Give back the full listing verbatim, apart from its images.

··········

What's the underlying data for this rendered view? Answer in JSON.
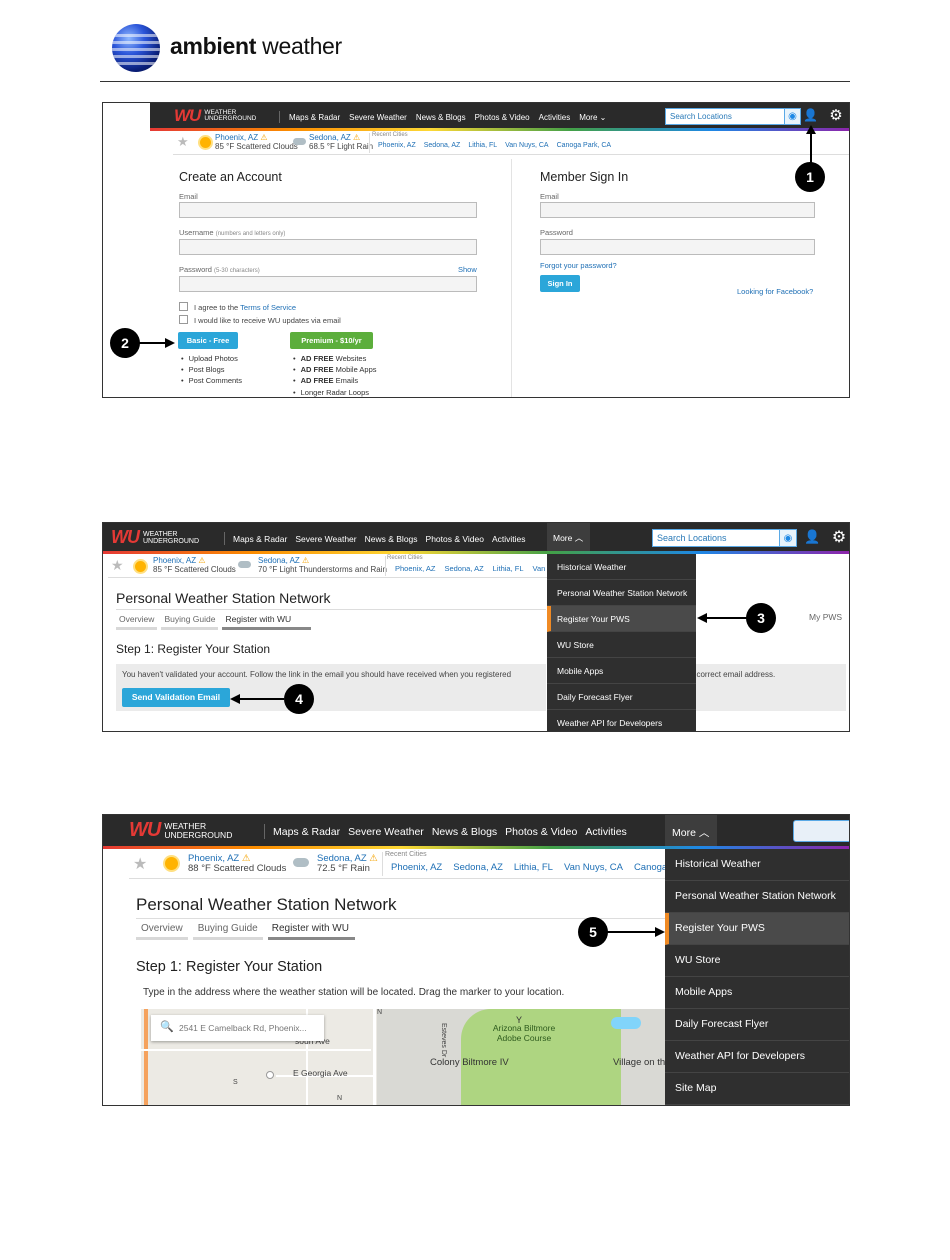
{
  "document": {
    "brand_bold": "ambient",
    "brand_rest": " weather"
  },
  "wu": {
    "logo_mark": "WU",
    "logo_line1": "WEATHER",
    "logo_line2": "UNDERGROUND",
    "nav": [
      "Maps & Radar",
      "Severe Weather",
      "News & Blogs",
      "Photos & Video",
      "Activities",
      "More"
    ],
    "search_placeholder": "Search Locations",
    "recent_label": "Recent Cities",
    "star": "★",
    "warn": "⚠"
  },
  "shot1": {
    "weather": [
      {
        "city": "Phoenix, AZ",
        "cond": "85 °F Scattered Clouds"
      },
      {
        "city": "Sedona, AZ",
        "cond": "68.5 °F Light Rain"
      }
    ],
    "recent_cities": [
      "Phoenix, AZ",
      "Sedona, AZ",
      "Lithia, FL",
      "Van Nuys, CA",
      "Canoga Park, CA"
    ],
    "create": {
      "title": "Create an Account",
      "email_label": "Email",
      "username_label": "Username",
      "username_hint": "(numbers and letters only)",
      "password_label": "Password",
      "password_hint": "(5-30 characters)",
      "show": "Show",
      "agree_prefix": "I agree to the ",
      "terms": "Terms of Service",
      "updates": "I would like to receive WU updates via email",
      "basic_button": "Basic - Free",
      "premium_button": "Premium - $10/yr",
      "basic_features": [
        "Upload Photos",
        "Post Blogs",
        "Post Comments"
      ],
      "premium_features": [
        {
          "bold": "AD FREE",
          "rest": " Websites"
        },
        {
          "bold": "AD FREE",
          "rest": " Mobile Apps"
        },
        {
          "bold": "AD FREE",
          "rest": " Emails"
        },
        {
          "bold": "",
          "rest": "Longer Radar Loops"
        }
      ]
    },
    "signin": {
      "title": "Member Sign In",
      "email_label": "Email",
      "password_label": "Password",
      "forgot": "Forgot your password?",
      "button": "Sign In",
      "facebook": "Looking for Facebook?"
    },
    "callouts": [
      "1",
      "2"
    ]
  },
  "shot2": {
    "weather": [
      {
        "city": "Phoenix, AZ",
        "cond": "85 °F Scattered Clouds"
      },
      {
        "city": "Sedona, AZ",
        "cond": "70 °F Light Thunderstorms and Rain"
      }
    ],
    "recent_cities": [
      "Phoenix, AZ",
      "Sedona, AZ",
      "Lithia, FL",
      "Van N"
    ],
    "page_title": "Personal Weather Station Network",
    "tabs": [
      "Overview",
      "Buying Guide",
      "Register with WU"
    ],
    "my_pws": "My PWS",
    "step_title": "Step 1: Register Your Station",
    "notice_left": "You haven't validated your account. Follow the link in the email you should have received when you registered",
    "notice_right": "ed the correct email address.",
    "send_button": "Send Validation Email",
    "menu": [
      "Historical Weather",
      "Personal Weather Station Network",
      "Register Your PWS",
      "WU Store",
      "Mobile Apps",
      "Daily Forecast Flyer",
      "Weather API for Developers"
    ],
    "callouts": [
      "3",
      "4"
    ]
  },
  "shot3": {
    "weather": [
      {
        "city": "Phoenix, AZ",
        "cond": "88 °F Scattered Clouds"
      },
      {
        "city": "Sedona, AZ",
        "cond": "72.5 °F Rain"
      }
    ],
    "recent_cities": [
      "Phoenix, AZ",
      "Sedona, AZ",
      "Lithia, FL",
      "Van Nuys, CA",
      "Canoga Park"
    ],
    "page_title": "Personal Weather Station Network",
    "tabs": [
      "Overview",
      "Buying Guide",
      "Register with WU"
    ],
    "step_title": "Step 1: Register Your Station",
    "instructions": "Type in the address where the weather station will be located. Drag the marker to your location.",
    "map_search": "2541 E Camelback Rd, Phoenix...",
    "map_labels": {
      "street1": "souri Ave",
      "street2": "E Georgia Ave",
      "poi": "Arizona Biltmore Adobe Course",
      "poi2": "Colony Biltmore IV",
      "poi3": "Village on th",
      "side1": "N",
      "side2": "Esteves Dr",
      "side3": "S",
      "side4": "N"
    },
    "menu": [
      "Historical Weather",
      "Personal Weather Station Network",
      "Register Your PWS",
      "WU Store",
      "Mobile Apps",
      "Daily Forecast Flyer",
      "Weather API for Developers",
      "Site Map"
    ],
    "callouts": [
      "5"
    ]
  }
}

··········

**RESPONSE TO THE TASK**
What's the underlying data for this rendered view? Answer in JSON.
{
  "document": {
    "brand_bold": "ambient",
    "brand_rest": " weather"
  },
  "wu": {
    "logo_mark": "WU",
    "logo_line1": "WEATHER",
    "logo_line2": "UNDERGROUND",
    "nav": [
      "Maps & Radar",
      "Severe Weather",
      "News & Blogs",
      "Photos & Video",
      "Activities",
      "More"
    ],
    "search_placeholder": "Search Locations",
    "recent_label": "Recent Cities",
    "star": "★",
    "warn": "⚠"
  },
  "shot1": {
    "weather": [
      {
        "city": "Phoenix, AZ",
        "cond": "85 °F Scattered Clouds"
      },
      {
        "city": "Sedona, AZ",
        "cond": "68.5 °F Light Rain"
      }
    ],
    "recent_cities": [
      "Phoenix, AZ",
      "Sedona, AZ",
      "Lithia, FL",
      "Van Nuys, CA",
      "Canoga Park, CA"
    ],
    "create": {
      "title": "Create an Account",
      "email_label": "Email",
      "username_label": "Username",
      "username_hint": "(numbers and letters only)",
      "password_label": "Password",
      "password_hint": "(5-30 characters)",
      "show": "Show",
      "agree_prefix": "I agree to the ",
      "terms": "Terms of Service",
      "updates": "I would like to receive WU updates via email",
      "basic_button": "Basic - Free",
      "premium_button": "Premium - $10/yr",
      "basic_features": [
        "Upload Photos",
        "Post Blogs",
        "Post Comments"
      ],
      "premium_features": [
        {
          "bold": "AD FREE",
          "rest": " Websites"
        },
        {
          "bold": "AD FREE",
          "rest": " Mobile Apps"
        },
        {
          "bold": "AD FREE",
          "rest": " Emails"
        },
        {
          "bold": "",
          "rest": "Longer Radar Loops"
        }
      ]
    },
    "signin": {
      "title": "Member Sign In",
      "email_label": "Email",
      "password_label": "Password",
      "forgot": "Forgot your password?",
      "button": "Sign In",
      "facebook": "Looking for Facebook?"
    },
    "callouts": [
      "1",
      "2"
    ]
  },
  "shot2": {
    "weather": [
      {
        "city": "Phoenix, AZ",
        "cond": "85 °F Scattered Clouds"
      },
      {
        "city": "Sedona, AZ",
        "cond": "70 °F Light Thunderstorms and Rain"
      }
    ],
    "recent_cities": [
      "Phoenix, AZ",
      "Sedona, AZ",
      "Lithia, FL",
      "Van N"
    ],
    "page_title": "Personal Weather Station Network",
    "tabs": [
      "Overview",
      "Buying Guide",
      "Register with WU"
    ],
    "my_pws": "My PWS",
    "step_title": "Step 1: Register Your Station",
    "notice_left": "You haven't validated your account. Follow the link in the email you should have received when you registered",
    "notice_right": "ed the correct email address.",
    "send_button": "Send Validation Email",
    "menu": [
      "Historical Weather",
      "Personal Weather Station Network",
      "Register Your PWS",
      "WU Store",
      "Mobile Apps",
      "Daily Forecast Flyer",
      "Weather API for Developers"
    ],
    "callouts": [
      "3",
      "4"
    ]
  },
  "shot3": {
    "weather": [
      {
        "city": "Phoenix, AZ",
        "cond": "88 °F Scattered Clouds"
      },
      {
        "city": "Sedona, AZ",
        "cond": "72.5 °F Rain"
      }
    ],
    "recent_cities": [
      "Phoenix, AZ",
      "Sedona, AZ",
      "Lithia, FL",
      "Van Nuys, CA",
      "Canoga Park"
    ],
    "page_title": "Personal Weather Station Network",
    "tabs": [
      "Overview",
      "Buying Guide",
      "Register with WU"
    ],
    "step_title": "Step 1: Register Your Station",
    "instructions": "Type in the address where the weather station will be located. Drag the marker to your location.",
    "map_search": "2541 E Camelback Rd, Phoenix...",
    "map_labels": {
      "street1": "souri Ave",
      "street2": "E Georgia Ave",
      "poi": "Arizona Biltmore Adobe Course",
      "poi2": "Colony Biltmore IV",
      "poi3": "Village on th",
      "side1": "N",
      "side2": "Esteves Dr",
      "side3": "S",
      "side4": "N"
    },
    "menu": [
      "Historical Weather",
      "Personal Weather Station Network",
      "Register Your PWS",
      "WU Store",
      "Mobile Apps",
      "Daily Forecast Flyer",
      "Weather API for Developers",
      "Site Map"
    ],
    "callouts": [
      "5"
    ]
  }
}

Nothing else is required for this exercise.